** Begin **

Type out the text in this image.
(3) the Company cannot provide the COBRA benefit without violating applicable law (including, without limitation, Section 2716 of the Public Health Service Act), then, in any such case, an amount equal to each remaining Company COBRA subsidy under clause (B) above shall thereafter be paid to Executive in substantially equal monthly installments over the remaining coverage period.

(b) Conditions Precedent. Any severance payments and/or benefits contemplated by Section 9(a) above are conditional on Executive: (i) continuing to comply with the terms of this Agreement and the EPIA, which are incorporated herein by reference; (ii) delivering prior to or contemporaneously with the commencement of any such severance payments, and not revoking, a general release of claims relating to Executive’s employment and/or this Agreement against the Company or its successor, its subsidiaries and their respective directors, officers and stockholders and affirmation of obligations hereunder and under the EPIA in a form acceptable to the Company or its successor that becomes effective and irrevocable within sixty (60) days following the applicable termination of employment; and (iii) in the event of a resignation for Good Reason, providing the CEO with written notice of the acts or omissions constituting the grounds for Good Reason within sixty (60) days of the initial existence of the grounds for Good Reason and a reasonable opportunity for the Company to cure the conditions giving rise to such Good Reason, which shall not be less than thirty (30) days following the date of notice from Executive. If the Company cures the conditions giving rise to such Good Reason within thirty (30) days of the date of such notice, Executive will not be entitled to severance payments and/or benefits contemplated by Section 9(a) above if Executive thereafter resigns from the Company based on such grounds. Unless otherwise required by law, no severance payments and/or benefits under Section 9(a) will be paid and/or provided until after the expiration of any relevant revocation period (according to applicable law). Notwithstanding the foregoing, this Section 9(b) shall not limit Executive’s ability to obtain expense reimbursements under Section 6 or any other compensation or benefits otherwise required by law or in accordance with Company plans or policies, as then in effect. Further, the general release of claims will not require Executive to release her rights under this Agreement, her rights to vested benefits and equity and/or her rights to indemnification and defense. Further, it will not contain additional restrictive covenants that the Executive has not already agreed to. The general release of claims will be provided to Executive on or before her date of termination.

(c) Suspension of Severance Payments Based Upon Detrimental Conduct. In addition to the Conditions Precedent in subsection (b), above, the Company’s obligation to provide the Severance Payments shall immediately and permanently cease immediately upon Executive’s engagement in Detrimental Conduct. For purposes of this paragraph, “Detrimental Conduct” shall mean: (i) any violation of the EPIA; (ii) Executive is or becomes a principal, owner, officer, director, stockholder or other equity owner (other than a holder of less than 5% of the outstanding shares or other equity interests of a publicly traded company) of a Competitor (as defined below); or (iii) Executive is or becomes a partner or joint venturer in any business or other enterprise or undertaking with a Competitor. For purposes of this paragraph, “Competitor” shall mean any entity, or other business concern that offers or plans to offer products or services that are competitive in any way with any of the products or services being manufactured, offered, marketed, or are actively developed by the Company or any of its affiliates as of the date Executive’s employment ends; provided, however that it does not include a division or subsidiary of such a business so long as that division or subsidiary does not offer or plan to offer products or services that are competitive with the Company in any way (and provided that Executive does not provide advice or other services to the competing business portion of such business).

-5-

** End **

TASK DESCRIPTION: Your task is to output all of the data above word for word.

OUTPUT:
Type out the text in this image.
(3) the Company cannot provide the COBRA benefit without violating applicable law (including, without limitation, Section 2716 of the Public Health Service Act), then, in any such case, an amount equal to each remaining Company COBRA subsidy under clause (B) above shall thereafter be paid to Executive in substantially equal monthly installments over the remaining coverage period.

(b) Conditions Precedent. Any severance payments and/or benefits contemplated by Section 9(a) above are conditional on Executive: (i) continuing to comply with the terms of this Agreement and the EPIA, which are incorporated herein by reference; (ii) delivering prior to or contemporaneously with the commencement of any such severance payments, and not revoking, a general release of claims relating to Executive’s employment and/or this Agreement against the Company or its successor, its subsidiaries and their respective directors, officers and stockholders and affirmation of obligations hereunder and under the EPIA in a form acceptable to the Company or its successor that becomes effective and irrevocable within sixty (60) days following the applicable termination of employment; and (iii) in the event of a resignation for Good Reason, providing the CEO with written notice of the acts or omissions constituting the grounds for Good Reason within sixty (60) days of the initial existence of the grounds for Good Reason and a reasonable opportunity for the Company to cure the conditions giving rise to such Good Reason, which shall not be less than thirty (30) days following the date of notice from Executive. If the Company cures the conditions giving rise to such Good Reason within thirty (30) days of the date of such notice, Executive will not be entitled to severance payments and/or benefits contemplated by Section 9(a) above if Executive thereafter resigns from the Company based on such grounds. Unless otherwise required by law, no severance payments and/or benefits under Section 9(a) will be paid and/or provided until after the expiration of any relevant revocation period (according to applicable law). Notwithstanding the foregoing, this Section 9(b) shall not limit Executive’s ability to obtain expense reimbursements under Section 6 or any other compensation or benefits otherwise required by law or in accordance with Company plans or policies, as then in effect. Further, the general release of claims will not require Executive to release her rights under this Agreement, her rights to vested benefits and equity and/or her rights to indemnification and defense. Further, it will not contain additional restrictive covenants that the Executive has not already agreed to. The general release of claims will be provided to Executive on or before her date of termination.

(c) Suspension of Severance Payments Based Upon Detrimental Conduct. In addition to the Conditions Precedent in subsection (b), above, the Company’s obligation to provide the Severance Payments shall immediately and permanently cease immediately upon Executive’s engagement in Detrimental Conduct. For purposes of this paragraph, “Detrimental Conduct” shall mean: (i) any violation of the EPIA; (ii) Executive is or becomes a principal, owner, officer, director, stockholder or other equity owner (other than a holder of less than 5% of the outstanding shares or other equity interests of a publicly traded company) of a Competitor (as defined below); or (iii) Executive is or becomes a partner or joint venturer in any business or other enterprise or undertaking with a Competitor. For purposes of this paragraph, “Competitor” shall mean any entity, or other business concern that offers or plans to offer products or services that are competitive in any way with any of the products or services being manufactured, offered, marketed, or are actively developed by the Company or any of its affiliates as of the date Executive’s employment ends; provided, however that it does not include a division or subsidiary of such a business so long as that division or subsidiary does not offer or plan to offer products or services that are competitive with the Company in any way (and provided that Executive does not provide advice or other services to the competing business portion of such business).

-5-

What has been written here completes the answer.